▶ [Task description]
Copy every record below, exactly as written.

======== Data provided ========

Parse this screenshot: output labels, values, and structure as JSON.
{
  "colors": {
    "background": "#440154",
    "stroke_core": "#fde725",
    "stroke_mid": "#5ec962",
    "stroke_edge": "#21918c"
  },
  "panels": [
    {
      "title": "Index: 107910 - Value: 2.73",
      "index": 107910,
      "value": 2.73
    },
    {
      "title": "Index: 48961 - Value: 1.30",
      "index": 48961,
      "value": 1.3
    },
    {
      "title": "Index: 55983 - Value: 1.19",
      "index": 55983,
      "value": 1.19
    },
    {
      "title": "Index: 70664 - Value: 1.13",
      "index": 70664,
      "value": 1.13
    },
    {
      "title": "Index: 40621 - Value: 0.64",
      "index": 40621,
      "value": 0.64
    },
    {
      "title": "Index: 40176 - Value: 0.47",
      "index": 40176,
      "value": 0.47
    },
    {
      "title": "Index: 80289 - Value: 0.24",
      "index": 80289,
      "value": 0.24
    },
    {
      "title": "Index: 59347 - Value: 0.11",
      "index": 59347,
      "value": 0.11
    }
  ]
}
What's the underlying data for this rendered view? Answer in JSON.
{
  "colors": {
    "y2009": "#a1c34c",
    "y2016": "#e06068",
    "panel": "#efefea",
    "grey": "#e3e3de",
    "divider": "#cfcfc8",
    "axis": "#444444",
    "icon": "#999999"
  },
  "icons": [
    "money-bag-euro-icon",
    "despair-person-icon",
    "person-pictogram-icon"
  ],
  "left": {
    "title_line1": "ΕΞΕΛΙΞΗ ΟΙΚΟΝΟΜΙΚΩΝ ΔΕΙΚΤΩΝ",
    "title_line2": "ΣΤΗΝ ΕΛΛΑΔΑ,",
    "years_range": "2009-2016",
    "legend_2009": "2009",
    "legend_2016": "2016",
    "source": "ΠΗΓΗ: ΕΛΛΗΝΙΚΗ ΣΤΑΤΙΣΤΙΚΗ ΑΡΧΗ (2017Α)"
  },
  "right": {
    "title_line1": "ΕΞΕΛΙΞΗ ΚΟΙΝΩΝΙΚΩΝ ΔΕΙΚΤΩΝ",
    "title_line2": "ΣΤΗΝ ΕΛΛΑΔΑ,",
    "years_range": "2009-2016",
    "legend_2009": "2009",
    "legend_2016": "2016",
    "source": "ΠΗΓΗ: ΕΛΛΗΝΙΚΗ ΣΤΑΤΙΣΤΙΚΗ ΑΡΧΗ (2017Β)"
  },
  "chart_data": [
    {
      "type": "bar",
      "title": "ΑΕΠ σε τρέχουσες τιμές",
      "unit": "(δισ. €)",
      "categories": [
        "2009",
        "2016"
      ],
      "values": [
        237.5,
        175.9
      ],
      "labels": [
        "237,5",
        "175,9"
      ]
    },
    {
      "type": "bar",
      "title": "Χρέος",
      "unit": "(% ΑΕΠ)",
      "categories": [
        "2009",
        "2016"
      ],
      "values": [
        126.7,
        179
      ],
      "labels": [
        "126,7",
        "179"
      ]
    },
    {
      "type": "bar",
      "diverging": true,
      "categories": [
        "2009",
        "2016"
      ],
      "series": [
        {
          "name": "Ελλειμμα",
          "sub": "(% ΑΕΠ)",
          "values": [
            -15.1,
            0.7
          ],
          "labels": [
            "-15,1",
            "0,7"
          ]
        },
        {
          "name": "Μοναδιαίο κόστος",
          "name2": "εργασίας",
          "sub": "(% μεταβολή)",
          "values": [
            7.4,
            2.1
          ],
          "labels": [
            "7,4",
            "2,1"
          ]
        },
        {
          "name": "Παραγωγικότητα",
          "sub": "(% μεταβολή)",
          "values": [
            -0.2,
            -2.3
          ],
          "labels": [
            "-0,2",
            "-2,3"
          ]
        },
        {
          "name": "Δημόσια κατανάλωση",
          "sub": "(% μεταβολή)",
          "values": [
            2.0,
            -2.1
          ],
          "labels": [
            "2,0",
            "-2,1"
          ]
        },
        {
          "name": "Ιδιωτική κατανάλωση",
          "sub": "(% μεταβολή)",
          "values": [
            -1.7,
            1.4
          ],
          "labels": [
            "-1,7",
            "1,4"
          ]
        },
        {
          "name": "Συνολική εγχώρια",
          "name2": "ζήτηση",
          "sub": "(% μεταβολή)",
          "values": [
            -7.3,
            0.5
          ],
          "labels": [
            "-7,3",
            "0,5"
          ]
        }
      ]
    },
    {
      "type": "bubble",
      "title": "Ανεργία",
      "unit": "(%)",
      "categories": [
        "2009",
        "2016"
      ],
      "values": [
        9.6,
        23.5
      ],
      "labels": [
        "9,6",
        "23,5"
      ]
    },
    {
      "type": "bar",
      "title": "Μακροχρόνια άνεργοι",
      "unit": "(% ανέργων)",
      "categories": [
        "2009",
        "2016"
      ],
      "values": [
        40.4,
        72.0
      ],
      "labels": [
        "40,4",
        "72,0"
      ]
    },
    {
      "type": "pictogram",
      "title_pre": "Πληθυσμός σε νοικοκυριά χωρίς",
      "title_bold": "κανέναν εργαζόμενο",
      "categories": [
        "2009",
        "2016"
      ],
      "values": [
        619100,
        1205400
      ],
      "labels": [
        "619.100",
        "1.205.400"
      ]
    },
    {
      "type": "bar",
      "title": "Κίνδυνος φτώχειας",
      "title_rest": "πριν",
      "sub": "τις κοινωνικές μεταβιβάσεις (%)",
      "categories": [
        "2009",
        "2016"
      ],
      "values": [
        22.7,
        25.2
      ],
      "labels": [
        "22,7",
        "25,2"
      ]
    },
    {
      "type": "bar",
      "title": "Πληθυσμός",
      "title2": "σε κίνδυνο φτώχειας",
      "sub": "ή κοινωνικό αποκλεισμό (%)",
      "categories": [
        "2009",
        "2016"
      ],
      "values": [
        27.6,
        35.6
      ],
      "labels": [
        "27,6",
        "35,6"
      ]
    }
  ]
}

========

▶ [Output for this task]
Parse this screenshot: output labels, values, and structure as JSON.
{
  "colors": {
    "background": "#440154",
    "stroke_core": "#fde725",
    "stroke_mid": "#5ec962",
    "stroke_edge": "#21918c"
  },
  "panels": [
    {
      "title": "Index: 107910 - Value: 2.73",
      "index": 107910,
      "value": 2.73
    },
    {
      "title": "Index: 48961 - Value: 1.30",
      "index": 48961,
      "value": 1.3
    },
    {
      "title": "Index: 55983 - Value: 1.19",
      "index": 55983,
      "value": 1.19
    },
    {
      "title": "Index: 70664 - Value: 1.13",
      "index": 70664,
      "value": 1.13
    },
    {
      "title": "Index: 40621 - Value: 0.64",
      "index": 40621,
      "value": 0.64
    },
    {
      "title": "Index: 40176 - Value: 0.47",
      "index": 40176,
      "value": 0.47
    },
    {
      "title": "Index: 80289 - Value: 0.24",
      "index": 80289,
      "value": 0.24
    },
    {
      "title": "Index: 59347 - Value: 0.11",
      "index": 59347,
      "value": 0.11
    }
  ]
}
What's the underlying data for this rendered view? Answer in JSON.
{
  "colors": {
    "y2009": "#a1c34c",
    "y2016": "#e06068",
    "panel": "#efefea",
    "grey": "#e3e3de",
    "divider": "#cfcfc8",
    "axis": "#444444",
    "icon": "#999999"
  },
  "icons": [
    "money-bag-euro-icon",
    "despair-person-icon",
    "person-pictogram-icon"
  ],
  "left": {
    "title_line1": "ΕΞΕΛΙΞΗ ΟΙΚΟΝΟΜΙΚΩΝ ΔΕΙΚΤΩΝ",
    "title_line2": "ΣΤΗΝ ΕΛΛΑΔΑ,",
    "years_range": "2009-2016",
    "legend_2009": "2009",
    "legend_2016": "2016",
    "source": "ΠΗΓΗ: ΕΛΛΗΝΙΚΗ ΣΤΑΤΙΣΤΙΚΗ ΑΡΧΗ (2017Α)"
  },
  "right": {
    "title_line1": "ΕΞΕΛΙΞΗ ΚΟΙΝΩΝΙΚΩΝ ΔΕΙΚΤΩΝ",
    "title_line2": "ΣΤΗΝ ΕΛΛΑΔΑ,",
    "years_range": "2009-2016",
    "legend_2009": "2009",
    "legend_2016": "2016",
    "source": "ΠΗΓΗ: ΕΛΛΗΝΙΚΗ ΣΤΑΤΙΣΤΙΚΗ ΑΡΧΗ (2017Β)"
  },
  "chart_data": [
    {
      "type": "bar",
      "title": "ΑΕΠ σε τρέχουσες τιμές",
      "unit": "(δισ. €)",
      "categories": [
        "2009",
        "2016"
      ],
      "values": [
        237.5,
        175.9
      ],
      "labels": [
        "237,5",
        "175,9"
      ]
    },
    {
      "type": "bar",
      "title": "Χρέος",
      "unit": "(% ΑΕΠ)",
      "categories": [
        "2009",
        "2016"
      ],
      "values": [
        126.7,
        179
      ],
      "labels": [
        "126,7",
        "179"
      ]
    },
    {
      "type": "bar",
      "diverging": true,
      "categories": [
        "2009",
        "2016"
      ],
      "series": [
        {
          "name": "Ελλειμμα",
          "sub": "(% ΑΕΠ)",
          "values": [
            -15.1,
            0.7
          ],
          "labels": [
            "-15,1",
            "0,7"
          ]
        },
        {
          "name": "Μοναδιαίο κόστος",
          "name2": "εργασίας",
          "sub": "(% μεταβολή)",
          "values": [
            7.4,
            2.1
          ],
          "labels": [
            "7,4",
            "2,1"
          ]
        },
        {
          "name": "Παραγωγικότητα",
          "sub": "(% μεταβολή)",
          "values": [
            -0.2,
            -2.3
          ],
          "labels": [
            "-0,2",
            "-2,3"
          ]
        },
        {
          "name": "Δημόσια κατανάλωση",
          "sub": "(% μεταβολή)",
          "values": [
            2.0,
            -2.1
          ],
          "labels": [
            "2,0",
            "-2,1"
          ]
        },
        {
          "name": "Ιδιωτική κατανάλωση",
          "sub": "(% μεταβολή)",
          "values": [
            -1.7,
            1.4
          ],
          "labels": [
            "-1,7",
            "1,4"
          ]
        },
        {
          "name": "Συνολική εγχώρια",
          "name2": "ζήτηση",
          "sub": "(% μεταβολή)",
          "values": [
            -7.3,
            0.5
          ],
          "labels": [
            "-7,3",
            "0,5"
          ]
        }
      ]
    },
    {
      "type": "bubble",
      "title": "Ανεργία",
      "unit": "(%)",
      "categories": [
        "2009",
        "2016"
      ],
      "values": [
        9.6,
        23.5
      ],
      "labels": [
        "9,6",
        "23,5"
      ]
    },
    {
      "type": "bar",
      "title": "Μακροχρόνια άνεργοι",
      "unit": "(% ανέργων)",
      "categories": [
        "2009",
        "2016"
      ],
      "values": [
        40.4,
        72.0
      ],
      "labels": [
        "40,4",
        "72,0"
      ]
    },
    {
      "type": "pictogram",
      "title_pre": "Πληθυσμός σε νοικοκυριά χωρίς",
      "title_bold": "κανέναν εργαζόμενο",
      "categories": [
        "2009",
        "2016"
      ],
      "values": [
        619100,
        1205400
      ],
      "labels": [
        "619.100",
        "1.205.400"
      ]
    },
    {
      "type": "bar",
      "title": "Κίνδυνος φτώχειας",
      "title_rest": "πριν",
      "sub": "τις κοινωνικές μεταβιβάσεις (%)",
      "categories": [
        "2009",
        "2016"
      ],
      "values": [
        22.7,
        25.2
      ],
      "labels": [
        "22,7",
        "25,2"
      ]
    },
    {
      "type": "bar",
      "title": "Πληθυσμός",
      "title2": "σε κίνδυνο φτώχειας",
      "sub": "ή κοινωνικό αποκλεισμό (%)",
      "categories": [
        "2009",
        "2016"
      ],
      "values": [
        27.6,
        35.6
      ],
      "labels": [
        "27,6",
        "35,6"
      ]
    }
  ]
}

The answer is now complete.